*** Opening DATA ***

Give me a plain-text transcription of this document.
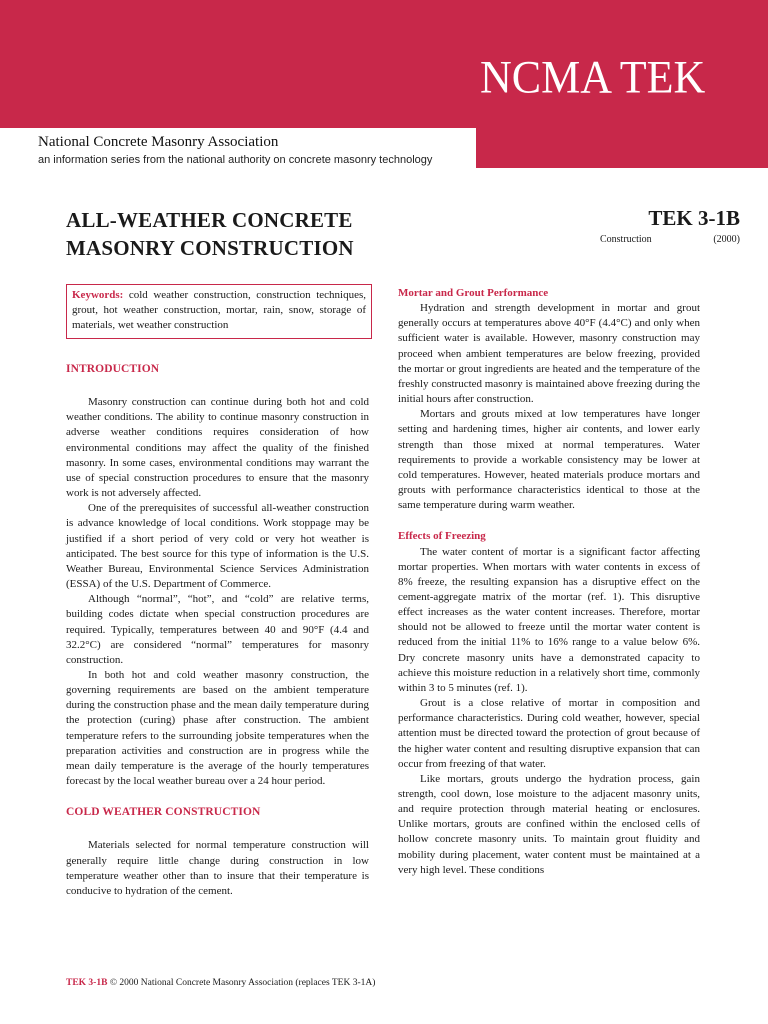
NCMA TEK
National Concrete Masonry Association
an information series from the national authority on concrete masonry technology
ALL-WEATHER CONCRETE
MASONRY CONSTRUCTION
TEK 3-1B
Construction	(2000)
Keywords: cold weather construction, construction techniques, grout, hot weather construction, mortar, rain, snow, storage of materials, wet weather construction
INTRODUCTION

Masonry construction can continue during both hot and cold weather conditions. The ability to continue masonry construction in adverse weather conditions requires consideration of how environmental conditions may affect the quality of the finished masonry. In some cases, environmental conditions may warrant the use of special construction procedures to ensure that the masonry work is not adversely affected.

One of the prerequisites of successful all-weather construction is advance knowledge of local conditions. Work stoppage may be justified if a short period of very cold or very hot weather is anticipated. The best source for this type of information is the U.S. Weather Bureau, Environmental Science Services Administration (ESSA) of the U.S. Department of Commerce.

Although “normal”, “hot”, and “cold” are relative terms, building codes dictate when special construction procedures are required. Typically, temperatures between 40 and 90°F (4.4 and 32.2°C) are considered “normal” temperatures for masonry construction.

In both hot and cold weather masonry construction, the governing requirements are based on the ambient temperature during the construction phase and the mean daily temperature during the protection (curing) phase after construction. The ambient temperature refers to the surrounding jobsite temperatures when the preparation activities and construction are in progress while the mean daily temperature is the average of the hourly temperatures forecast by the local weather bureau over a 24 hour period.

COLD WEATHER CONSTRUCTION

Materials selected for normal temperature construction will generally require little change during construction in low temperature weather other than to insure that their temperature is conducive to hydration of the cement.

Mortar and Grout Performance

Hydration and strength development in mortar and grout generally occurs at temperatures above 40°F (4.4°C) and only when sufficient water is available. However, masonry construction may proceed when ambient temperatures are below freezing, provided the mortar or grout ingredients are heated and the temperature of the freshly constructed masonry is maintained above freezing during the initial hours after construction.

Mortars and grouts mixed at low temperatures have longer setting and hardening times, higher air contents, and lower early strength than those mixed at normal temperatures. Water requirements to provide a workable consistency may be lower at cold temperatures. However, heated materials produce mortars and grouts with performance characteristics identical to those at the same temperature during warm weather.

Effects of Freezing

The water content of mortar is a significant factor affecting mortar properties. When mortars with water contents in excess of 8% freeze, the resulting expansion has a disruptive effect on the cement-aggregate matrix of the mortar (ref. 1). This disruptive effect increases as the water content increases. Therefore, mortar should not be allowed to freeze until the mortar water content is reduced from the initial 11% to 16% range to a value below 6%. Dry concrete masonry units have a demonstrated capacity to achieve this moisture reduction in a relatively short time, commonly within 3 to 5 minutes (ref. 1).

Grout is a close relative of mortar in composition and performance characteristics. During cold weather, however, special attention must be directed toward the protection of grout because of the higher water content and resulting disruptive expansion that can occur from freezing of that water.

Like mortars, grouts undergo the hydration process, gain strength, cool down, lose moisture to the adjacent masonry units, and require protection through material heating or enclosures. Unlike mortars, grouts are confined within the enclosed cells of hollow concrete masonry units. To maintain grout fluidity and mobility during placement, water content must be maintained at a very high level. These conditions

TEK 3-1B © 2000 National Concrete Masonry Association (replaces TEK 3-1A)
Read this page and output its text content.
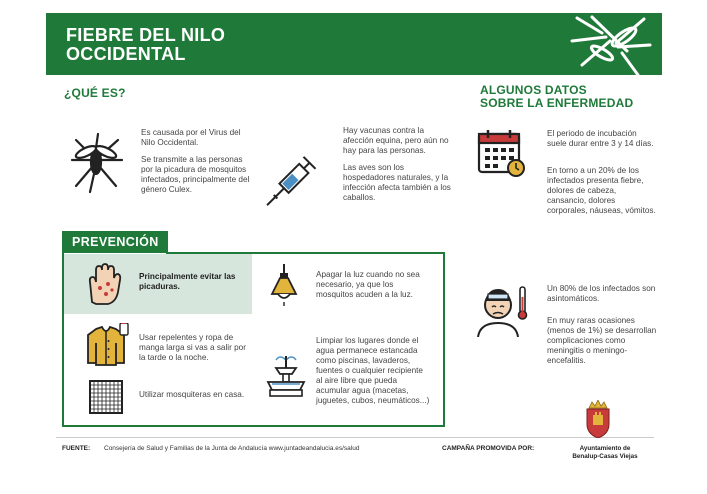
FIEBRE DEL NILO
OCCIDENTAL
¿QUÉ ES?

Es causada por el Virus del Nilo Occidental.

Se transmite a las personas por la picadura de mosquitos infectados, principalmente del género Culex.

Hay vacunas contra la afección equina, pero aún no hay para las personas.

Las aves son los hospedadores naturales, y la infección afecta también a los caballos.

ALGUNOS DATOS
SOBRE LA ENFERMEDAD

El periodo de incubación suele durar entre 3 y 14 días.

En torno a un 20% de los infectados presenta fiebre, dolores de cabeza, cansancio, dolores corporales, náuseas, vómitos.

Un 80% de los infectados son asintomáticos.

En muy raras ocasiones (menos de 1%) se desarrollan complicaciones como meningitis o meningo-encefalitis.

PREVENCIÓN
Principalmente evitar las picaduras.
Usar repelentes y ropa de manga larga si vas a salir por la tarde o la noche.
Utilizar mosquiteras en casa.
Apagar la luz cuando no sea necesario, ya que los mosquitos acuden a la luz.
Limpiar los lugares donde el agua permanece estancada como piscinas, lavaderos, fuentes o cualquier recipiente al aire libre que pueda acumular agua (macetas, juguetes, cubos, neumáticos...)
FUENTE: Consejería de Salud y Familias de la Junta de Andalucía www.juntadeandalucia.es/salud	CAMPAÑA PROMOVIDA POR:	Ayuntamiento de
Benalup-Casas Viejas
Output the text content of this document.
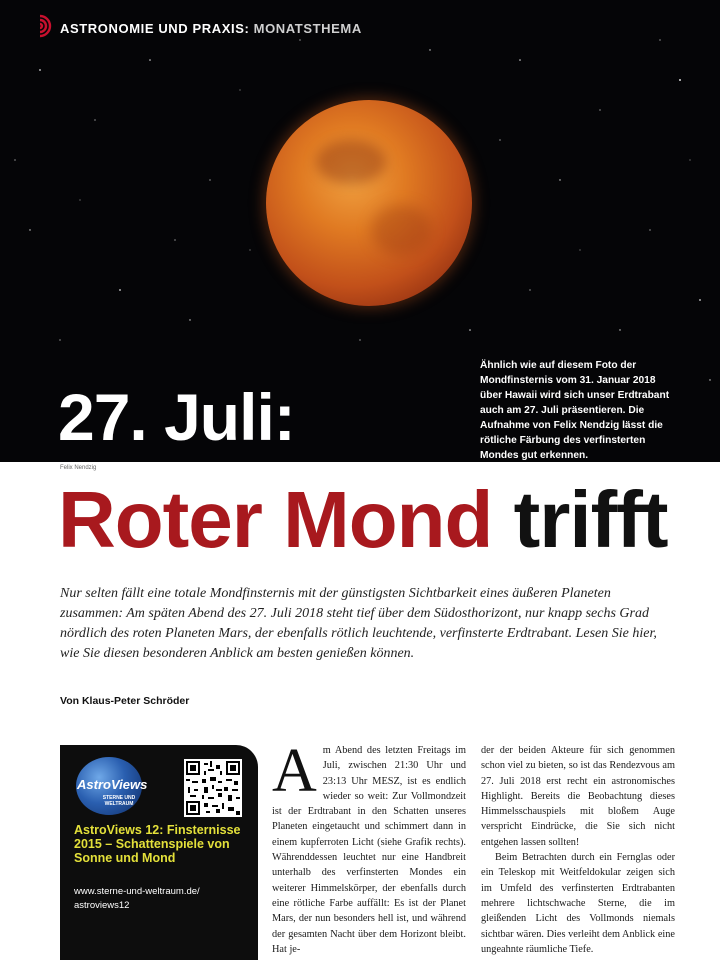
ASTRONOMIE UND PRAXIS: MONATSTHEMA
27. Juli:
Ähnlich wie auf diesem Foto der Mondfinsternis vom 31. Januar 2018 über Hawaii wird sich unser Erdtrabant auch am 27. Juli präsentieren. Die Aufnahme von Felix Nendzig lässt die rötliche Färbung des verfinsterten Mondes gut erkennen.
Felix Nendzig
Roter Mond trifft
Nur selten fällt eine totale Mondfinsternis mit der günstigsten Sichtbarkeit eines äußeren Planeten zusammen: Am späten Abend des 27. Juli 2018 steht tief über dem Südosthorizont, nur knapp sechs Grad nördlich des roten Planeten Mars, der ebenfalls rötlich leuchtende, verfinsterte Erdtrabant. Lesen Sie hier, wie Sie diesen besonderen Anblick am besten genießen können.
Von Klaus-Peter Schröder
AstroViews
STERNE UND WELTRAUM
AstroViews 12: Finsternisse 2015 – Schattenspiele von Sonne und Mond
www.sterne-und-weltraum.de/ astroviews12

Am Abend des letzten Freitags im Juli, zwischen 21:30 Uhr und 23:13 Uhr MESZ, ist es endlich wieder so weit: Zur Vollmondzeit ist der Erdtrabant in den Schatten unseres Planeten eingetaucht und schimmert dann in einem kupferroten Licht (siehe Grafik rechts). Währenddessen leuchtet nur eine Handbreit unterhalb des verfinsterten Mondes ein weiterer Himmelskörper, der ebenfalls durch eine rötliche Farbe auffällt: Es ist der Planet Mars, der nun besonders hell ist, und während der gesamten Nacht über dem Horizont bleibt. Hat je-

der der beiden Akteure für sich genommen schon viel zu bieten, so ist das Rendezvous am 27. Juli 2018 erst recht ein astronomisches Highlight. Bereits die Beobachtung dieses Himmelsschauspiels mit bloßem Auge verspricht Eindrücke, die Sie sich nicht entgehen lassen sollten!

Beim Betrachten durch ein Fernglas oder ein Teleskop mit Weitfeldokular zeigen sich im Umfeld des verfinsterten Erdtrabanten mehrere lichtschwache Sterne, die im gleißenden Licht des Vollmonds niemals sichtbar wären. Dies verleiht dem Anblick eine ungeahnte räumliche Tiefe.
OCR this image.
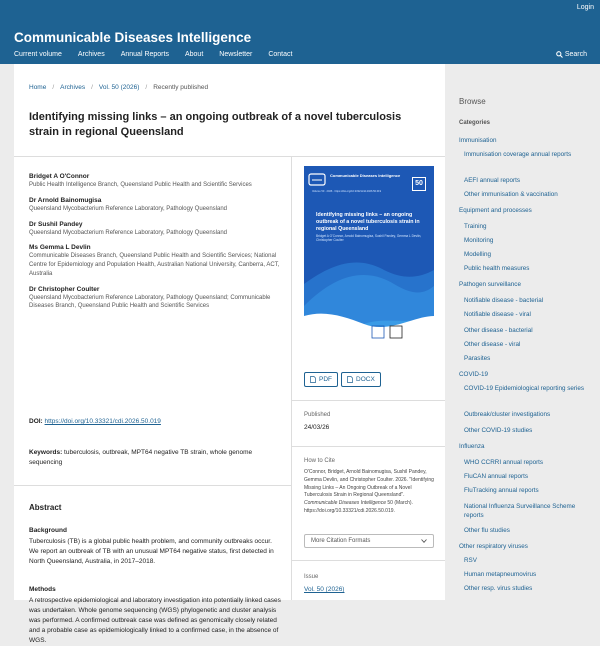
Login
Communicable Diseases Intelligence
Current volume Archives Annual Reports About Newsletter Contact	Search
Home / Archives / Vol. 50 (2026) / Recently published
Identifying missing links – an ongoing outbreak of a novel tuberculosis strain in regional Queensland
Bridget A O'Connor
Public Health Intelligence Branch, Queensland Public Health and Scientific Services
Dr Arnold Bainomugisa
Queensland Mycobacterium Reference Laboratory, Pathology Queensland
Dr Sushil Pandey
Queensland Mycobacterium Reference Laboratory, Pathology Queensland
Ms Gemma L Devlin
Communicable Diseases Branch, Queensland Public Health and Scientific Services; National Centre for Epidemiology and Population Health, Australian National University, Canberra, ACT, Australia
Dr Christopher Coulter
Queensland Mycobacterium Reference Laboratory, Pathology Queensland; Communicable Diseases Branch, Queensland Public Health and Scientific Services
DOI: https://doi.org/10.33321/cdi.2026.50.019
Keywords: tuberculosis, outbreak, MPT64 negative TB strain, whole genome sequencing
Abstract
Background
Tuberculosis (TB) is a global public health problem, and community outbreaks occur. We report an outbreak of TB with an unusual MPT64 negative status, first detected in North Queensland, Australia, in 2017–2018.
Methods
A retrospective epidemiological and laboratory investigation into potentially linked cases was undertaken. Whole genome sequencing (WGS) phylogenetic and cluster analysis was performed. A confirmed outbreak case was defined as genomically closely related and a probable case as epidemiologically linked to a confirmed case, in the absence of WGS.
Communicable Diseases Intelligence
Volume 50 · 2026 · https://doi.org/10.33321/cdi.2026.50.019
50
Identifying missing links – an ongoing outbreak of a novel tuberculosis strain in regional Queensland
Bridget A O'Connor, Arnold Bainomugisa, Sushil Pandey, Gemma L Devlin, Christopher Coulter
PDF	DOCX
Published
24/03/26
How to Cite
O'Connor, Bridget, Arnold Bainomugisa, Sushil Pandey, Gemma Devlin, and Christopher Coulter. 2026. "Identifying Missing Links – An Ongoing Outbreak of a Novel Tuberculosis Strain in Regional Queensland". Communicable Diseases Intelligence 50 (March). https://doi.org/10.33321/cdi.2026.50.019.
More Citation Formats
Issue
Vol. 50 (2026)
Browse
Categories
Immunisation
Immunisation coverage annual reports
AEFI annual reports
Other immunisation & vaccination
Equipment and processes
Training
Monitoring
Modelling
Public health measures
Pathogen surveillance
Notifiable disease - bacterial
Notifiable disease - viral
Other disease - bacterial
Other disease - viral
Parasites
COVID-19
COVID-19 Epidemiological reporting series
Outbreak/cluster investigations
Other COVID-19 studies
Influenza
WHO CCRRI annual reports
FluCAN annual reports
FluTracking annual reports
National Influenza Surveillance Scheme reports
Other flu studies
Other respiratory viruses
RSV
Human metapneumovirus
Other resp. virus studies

*** Closing DATA ***

* **ACTION ITEM**
Your answer should consist of each line of the data above in which the word "generally" occurs.

* **EXERCISE RESPONSE**
Materials selected for normal temperature construction will generally require little change during construction in low temperature weather other than to insure that their temperature is conducive to hydration of the cement.
Hydration and strength development in mortar and grout generally occurs at temperatures above 40°F (4.4°C) and only when sufficient water is available. However, masonry construction may proceed when ambient temperatures are below freezing, provided the mortar or grout ingredients are heated and the temperature of the freshly constructed masonry is maintained above freezing during the initial hours after construction.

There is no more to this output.